▶ _EXERCISE PROMPT_
Lines containing the word "mail" are to be located and copied.

▶ _EXERCISE INPUT_
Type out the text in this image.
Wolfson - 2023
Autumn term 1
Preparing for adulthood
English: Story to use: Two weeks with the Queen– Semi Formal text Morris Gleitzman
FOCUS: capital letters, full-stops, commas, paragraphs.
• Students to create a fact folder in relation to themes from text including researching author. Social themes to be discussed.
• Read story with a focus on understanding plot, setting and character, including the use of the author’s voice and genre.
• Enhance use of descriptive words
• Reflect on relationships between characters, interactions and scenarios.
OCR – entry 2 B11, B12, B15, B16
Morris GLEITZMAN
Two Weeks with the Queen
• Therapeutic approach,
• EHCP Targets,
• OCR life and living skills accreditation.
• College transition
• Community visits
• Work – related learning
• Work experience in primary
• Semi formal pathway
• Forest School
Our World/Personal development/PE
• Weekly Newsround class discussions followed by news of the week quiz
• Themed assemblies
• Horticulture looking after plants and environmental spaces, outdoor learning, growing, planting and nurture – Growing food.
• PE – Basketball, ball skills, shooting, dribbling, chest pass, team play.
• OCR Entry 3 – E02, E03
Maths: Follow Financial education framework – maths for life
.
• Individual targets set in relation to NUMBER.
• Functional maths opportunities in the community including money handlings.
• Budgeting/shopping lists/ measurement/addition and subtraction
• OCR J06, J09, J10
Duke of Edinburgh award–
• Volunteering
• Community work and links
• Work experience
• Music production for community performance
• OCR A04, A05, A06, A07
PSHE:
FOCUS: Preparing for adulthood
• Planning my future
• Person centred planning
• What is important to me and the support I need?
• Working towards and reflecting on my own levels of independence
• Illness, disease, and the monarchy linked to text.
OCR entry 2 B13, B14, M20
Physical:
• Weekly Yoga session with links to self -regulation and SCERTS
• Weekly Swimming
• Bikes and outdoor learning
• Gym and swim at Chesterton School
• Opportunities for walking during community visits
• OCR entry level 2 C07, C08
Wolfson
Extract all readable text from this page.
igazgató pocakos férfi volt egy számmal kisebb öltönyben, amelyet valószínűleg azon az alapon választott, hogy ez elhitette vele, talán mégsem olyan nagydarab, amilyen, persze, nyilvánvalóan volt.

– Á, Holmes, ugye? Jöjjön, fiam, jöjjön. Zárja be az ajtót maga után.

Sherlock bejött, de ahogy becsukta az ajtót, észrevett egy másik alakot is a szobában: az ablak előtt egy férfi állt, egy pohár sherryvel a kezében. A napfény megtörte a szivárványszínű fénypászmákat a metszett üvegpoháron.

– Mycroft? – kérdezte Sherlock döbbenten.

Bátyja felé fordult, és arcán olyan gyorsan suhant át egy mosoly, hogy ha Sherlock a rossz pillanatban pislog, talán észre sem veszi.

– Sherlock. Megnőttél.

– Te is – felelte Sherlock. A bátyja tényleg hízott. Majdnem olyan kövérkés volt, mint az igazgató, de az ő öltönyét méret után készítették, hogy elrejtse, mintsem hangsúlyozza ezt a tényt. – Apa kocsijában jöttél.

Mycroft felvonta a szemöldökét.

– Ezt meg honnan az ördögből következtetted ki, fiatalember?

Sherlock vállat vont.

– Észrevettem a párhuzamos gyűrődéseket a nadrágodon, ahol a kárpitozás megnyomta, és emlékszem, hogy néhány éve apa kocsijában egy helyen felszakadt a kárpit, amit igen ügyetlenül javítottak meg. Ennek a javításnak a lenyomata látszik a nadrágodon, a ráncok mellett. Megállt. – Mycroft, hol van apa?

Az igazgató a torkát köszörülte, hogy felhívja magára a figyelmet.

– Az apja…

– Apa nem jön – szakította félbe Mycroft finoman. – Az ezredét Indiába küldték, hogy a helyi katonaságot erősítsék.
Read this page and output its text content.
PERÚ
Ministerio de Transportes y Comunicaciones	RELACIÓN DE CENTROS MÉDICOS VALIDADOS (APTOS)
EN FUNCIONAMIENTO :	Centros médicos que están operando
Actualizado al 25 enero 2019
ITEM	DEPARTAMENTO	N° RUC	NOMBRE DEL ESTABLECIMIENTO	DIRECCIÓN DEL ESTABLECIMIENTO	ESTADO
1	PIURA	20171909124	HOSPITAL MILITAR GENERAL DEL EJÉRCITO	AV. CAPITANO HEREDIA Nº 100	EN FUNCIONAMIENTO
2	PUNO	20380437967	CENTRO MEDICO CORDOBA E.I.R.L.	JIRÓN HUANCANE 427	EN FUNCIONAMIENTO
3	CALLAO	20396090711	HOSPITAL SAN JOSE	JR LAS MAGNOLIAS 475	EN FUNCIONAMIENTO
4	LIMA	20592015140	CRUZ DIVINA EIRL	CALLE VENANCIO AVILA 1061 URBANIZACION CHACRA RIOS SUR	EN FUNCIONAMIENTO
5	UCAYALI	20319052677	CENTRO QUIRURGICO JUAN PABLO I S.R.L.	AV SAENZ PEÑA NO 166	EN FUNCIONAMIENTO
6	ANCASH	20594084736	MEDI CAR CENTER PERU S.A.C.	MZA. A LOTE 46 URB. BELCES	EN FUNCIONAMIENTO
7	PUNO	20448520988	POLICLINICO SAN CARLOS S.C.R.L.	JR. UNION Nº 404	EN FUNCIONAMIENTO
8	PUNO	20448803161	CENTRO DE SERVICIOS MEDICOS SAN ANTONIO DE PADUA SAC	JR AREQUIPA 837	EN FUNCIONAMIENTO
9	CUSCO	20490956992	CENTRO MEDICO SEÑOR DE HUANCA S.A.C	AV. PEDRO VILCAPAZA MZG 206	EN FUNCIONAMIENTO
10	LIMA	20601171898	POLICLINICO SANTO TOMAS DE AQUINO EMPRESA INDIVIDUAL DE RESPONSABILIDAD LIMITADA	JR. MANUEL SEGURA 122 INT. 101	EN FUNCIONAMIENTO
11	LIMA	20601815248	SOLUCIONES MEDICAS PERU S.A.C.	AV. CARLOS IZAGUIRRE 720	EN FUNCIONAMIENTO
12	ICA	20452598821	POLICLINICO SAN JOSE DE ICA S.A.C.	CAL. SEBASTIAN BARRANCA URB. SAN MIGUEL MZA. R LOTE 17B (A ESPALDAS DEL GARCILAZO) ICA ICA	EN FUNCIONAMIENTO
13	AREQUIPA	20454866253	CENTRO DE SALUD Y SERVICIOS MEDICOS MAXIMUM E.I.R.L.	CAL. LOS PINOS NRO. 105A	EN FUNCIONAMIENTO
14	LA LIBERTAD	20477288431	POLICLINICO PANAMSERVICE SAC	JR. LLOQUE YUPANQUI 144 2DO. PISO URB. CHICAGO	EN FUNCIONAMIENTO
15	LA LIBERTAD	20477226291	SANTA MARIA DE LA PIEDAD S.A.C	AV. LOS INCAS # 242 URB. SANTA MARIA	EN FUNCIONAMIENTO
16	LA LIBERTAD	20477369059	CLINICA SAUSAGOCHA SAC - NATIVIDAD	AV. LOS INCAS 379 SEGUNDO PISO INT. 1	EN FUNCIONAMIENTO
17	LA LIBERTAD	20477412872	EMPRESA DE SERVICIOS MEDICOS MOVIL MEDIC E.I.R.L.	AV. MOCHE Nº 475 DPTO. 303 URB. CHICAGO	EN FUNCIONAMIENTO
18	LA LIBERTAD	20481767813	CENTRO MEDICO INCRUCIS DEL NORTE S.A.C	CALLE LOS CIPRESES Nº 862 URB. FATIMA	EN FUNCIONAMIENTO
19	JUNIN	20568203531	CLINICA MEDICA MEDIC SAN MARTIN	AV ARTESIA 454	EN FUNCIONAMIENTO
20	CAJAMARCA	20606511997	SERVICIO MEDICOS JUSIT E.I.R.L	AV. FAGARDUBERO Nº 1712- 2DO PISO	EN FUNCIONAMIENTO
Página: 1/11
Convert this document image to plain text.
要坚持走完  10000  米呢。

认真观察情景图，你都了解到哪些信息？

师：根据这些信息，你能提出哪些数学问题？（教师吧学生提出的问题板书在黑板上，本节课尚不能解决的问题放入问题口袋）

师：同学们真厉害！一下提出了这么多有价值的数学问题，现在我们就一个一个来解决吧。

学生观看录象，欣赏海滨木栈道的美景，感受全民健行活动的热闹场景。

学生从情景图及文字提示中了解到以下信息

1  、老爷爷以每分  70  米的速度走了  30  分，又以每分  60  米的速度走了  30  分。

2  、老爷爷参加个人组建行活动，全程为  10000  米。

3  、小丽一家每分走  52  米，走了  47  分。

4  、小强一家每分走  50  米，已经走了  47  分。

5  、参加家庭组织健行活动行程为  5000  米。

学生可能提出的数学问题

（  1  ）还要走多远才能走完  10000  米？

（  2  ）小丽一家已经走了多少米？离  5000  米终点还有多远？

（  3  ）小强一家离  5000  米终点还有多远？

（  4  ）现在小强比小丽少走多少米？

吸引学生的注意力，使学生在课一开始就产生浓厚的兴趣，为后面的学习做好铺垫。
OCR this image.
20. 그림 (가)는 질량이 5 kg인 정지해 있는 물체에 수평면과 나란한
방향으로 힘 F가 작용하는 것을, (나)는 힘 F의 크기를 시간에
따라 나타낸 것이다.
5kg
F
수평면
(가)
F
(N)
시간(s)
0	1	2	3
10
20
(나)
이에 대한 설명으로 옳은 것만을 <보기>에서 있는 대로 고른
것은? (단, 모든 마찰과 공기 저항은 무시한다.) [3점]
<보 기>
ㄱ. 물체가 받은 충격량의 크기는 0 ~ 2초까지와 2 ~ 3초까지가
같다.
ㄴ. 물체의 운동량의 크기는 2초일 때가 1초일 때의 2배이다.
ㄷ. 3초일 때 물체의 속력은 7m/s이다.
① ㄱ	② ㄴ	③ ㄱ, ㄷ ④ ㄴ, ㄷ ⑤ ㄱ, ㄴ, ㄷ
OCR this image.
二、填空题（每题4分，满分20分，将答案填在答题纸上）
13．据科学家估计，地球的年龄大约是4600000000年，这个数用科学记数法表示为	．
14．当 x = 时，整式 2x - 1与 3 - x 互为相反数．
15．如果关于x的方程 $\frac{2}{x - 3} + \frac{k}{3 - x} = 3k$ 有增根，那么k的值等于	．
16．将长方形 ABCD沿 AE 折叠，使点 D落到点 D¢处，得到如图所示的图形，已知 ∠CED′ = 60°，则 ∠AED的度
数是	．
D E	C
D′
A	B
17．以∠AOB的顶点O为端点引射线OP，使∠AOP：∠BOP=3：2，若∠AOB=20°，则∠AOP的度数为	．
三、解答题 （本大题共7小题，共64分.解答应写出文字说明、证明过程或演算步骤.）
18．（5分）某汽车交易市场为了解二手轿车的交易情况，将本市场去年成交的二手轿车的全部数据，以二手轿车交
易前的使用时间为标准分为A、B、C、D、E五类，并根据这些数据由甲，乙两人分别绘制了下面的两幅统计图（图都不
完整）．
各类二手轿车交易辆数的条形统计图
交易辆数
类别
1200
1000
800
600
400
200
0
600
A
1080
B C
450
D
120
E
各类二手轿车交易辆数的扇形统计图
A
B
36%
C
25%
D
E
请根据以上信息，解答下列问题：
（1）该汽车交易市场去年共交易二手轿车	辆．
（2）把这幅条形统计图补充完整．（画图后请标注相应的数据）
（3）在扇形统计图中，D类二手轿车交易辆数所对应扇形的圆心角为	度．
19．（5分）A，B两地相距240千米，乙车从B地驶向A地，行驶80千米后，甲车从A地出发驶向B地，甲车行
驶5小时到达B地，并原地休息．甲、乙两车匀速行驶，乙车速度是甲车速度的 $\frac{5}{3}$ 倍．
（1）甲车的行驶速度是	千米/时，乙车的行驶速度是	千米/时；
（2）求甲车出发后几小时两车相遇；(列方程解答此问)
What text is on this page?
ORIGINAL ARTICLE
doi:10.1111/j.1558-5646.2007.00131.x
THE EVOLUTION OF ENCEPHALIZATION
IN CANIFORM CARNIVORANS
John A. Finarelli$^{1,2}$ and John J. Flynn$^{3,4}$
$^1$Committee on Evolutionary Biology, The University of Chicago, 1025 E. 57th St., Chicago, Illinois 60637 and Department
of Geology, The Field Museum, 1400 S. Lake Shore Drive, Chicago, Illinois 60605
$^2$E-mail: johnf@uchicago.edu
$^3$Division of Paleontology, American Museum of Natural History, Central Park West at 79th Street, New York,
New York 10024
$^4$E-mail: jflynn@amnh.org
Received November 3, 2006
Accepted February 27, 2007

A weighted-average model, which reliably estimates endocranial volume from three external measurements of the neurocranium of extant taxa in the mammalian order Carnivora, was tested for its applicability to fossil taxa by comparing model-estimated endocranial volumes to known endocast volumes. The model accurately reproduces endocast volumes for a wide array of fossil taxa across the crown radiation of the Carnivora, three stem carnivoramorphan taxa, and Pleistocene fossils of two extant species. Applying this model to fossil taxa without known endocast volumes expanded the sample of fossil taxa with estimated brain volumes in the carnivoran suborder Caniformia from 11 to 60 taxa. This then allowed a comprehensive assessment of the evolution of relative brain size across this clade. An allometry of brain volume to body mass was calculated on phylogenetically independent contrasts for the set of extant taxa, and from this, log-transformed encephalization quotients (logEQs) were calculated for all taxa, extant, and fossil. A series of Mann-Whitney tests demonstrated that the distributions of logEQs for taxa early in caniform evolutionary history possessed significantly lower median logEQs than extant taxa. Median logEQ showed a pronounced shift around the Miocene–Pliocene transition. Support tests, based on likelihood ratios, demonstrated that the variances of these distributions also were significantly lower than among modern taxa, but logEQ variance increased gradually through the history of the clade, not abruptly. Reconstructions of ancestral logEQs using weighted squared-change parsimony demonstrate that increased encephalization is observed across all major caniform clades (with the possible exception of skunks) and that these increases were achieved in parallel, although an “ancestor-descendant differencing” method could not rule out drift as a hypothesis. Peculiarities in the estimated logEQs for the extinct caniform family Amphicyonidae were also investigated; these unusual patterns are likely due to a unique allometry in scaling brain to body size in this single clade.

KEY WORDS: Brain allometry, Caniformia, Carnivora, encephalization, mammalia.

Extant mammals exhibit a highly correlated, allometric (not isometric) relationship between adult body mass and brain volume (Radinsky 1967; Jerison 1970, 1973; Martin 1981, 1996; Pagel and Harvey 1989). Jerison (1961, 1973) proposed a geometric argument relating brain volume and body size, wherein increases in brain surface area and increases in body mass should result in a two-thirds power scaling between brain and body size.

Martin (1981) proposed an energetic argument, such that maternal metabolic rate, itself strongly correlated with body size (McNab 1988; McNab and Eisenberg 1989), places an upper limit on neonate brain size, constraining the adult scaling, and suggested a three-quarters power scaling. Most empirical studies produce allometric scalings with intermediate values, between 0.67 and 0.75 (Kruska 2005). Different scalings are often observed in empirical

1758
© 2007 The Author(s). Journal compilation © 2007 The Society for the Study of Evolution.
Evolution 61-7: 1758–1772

▶ _SOLUTION FOR THIS TASK_
$^2$E-mail: johnf@uchicago.edu
$^4$E-mail: jflynn@amnh.org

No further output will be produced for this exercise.